### Work to be completed
Gather up every line that includes the string "spontaner".

### Stored items
## Begin
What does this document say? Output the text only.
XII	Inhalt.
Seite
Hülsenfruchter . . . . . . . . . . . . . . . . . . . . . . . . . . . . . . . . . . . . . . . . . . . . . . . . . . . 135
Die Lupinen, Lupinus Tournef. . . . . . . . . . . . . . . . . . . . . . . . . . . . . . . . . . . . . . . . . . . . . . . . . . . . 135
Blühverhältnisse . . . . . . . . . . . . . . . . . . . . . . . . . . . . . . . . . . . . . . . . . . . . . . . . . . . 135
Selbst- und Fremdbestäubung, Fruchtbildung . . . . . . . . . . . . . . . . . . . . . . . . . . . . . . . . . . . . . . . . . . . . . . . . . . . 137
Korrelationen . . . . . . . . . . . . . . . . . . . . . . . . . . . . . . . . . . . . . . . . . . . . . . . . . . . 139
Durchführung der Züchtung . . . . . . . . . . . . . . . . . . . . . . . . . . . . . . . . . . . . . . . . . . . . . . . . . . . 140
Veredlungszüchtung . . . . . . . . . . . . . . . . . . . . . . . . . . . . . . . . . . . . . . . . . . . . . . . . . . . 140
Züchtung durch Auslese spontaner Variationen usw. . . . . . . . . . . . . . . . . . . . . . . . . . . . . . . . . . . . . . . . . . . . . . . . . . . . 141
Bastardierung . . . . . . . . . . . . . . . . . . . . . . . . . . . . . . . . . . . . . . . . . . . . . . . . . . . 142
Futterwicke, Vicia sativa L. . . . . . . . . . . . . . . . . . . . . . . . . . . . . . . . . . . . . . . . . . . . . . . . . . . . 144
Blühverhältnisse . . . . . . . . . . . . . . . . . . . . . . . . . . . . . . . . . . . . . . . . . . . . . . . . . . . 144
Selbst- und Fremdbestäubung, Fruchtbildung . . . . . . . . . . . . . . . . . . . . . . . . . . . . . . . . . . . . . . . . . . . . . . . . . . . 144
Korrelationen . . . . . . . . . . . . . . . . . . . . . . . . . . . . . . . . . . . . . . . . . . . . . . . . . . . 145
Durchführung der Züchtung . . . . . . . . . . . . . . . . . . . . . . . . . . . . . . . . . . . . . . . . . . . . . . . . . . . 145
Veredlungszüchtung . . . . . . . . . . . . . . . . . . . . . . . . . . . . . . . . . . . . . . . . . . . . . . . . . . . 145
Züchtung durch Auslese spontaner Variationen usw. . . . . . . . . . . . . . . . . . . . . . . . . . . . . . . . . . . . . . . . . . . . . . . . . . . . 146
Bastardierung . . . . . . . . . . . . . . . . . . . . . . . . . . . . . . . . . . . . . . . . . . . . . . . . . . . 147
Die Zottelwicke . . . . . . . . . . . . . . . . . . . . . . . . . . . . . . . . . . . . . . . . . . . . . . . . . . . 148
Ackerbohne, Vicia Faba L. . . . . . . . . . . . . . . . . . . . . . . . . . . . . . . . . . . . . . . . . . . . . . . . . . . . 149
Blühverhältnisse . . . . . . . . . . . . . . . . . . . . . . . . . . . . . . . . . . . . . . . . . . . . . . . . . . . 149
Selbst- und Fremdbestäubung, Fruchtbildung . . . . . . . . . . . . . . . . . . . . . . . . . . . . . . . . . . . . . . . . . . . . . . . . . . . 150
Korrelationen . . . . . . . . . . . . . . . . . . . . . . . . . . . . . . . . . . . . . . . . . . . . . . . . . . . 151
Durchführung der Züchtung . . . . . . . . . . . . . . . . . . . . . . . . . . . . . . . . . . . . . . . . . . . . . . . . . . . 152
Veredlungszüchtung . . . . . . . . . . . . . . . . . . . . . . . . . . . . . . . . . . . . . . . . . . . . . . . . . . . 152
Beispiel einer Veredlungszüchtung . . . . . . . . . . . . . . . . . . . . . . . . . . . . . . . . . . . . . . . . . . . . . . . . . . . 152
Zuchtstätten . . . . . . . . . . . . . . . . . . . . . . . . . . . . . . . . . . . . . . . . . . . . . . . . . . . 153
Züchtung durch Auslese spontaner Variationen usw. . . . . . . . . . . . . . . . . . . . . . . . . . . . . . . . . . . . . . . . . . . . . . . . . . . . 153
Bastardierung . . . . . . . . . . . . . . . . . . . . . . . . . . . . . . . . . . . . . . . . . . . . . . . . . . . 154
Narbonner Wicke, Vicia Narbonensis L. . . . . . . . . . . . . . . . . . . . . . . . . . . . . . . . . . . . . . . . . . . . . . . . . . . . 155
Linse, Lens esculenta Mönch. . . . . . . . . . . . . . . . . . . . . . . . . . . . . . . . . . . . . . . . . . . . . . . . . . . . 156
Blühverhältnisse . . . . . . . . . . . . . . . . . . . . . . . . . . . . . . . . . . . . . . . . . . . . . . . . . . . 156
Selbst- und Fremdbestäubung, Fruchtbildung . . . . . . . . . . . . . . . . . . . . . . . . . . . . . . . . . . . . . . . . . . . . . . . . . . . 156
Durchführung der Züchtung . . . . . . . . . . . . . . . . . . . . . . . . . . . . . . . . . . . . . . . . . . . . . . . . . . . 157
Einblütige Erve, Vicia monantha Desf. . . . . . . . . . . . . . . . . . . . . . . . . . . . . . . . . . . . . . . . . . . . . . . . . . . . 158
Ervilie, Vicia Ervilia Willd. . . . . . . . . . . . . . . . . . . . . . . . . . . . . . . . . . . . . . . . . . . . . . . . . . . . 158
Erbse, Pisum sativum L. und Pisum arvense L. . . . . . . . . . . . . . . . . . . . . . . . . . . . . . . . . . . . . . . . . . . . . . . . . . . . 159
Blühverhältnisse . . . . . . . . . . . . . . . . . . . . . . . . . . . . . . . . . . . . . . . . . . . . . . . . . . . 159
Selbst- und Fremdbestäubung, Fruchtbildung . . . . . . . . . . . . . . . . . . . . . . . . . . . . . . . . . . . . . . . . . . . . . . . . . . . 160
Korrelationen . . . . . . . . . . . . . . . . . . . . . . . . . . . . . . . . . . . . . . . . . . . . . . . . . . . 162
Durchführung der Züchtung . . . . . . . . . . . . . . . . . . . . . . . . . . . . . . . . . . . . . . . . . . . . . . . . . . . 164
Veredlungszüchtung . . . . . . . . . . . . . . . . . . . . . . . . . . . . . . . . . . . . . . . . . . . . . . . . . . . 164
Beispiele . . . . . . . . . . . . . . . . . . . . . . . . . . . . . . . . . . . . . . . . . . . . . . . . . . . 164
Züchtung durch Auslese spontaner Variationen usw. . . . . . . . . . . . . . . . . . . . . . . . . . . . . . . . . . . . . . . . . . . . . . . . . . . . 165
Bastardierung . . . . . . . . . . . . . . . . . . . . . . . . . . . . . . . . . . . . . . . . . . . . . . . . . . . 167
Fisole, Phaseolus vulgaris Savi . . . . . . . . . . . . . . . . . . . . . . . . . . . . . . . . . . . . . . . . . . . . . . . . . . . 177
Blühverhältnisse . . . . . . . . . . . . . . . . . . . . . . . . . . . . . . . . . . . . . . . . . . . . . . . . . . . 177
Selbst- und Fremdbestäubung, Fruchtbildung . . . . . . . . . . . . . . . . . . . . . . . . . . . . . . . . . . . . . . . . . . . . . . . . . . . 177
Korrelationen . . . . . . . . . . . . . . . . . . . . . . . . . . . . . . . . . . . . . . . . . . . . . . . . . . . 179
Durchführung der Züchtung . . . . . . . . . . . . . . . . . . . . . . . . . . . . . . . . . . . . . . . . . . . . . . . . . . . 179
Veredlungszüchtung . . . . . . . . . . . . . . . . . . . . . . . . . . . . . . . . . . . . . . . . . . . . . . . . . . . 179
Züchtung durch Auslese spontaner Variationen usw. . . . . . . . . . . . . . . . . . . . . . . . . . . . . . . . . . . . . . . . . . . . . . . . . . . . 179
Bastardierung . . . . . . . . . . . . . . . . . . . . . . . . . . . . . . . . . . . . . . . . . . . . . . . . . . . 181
## End
### The output
Züchtung durch Auslese spontaner Variationen usw. . . . . . . . . . . . . . . . . . . . . . . . . . . . . . . . . . . . . . . . . . . . . . . . . . . . 141
Züchtung durch Auslese spontaner Variationen usw. . . . . . . . . . . . . . . . . . . . . . . . . . . . . . . . . . . . . . . . . . . . . . . . . . . . 146
Züchtung durch Auslese spontaner Variationen usw. . . . . . . . . . . . . . . . . . . . . . . . . . . . . . . . . . . . . . . . . . . . . . . . . . . . 153
Züchtung durch Auslese spontaner Variationen usw. . . . . . . . . . . . . . . . . . . . . . . . . . . . . . . . . . . . . . . . . . . . . . . . . . . . 165
Züchtung durch Auslese spontaner Variationen usw. . . . . . . . . . . . . . . . . . . . . . . . . . . . . . . . . . . . . . . . . . . . . . . . . . . . 179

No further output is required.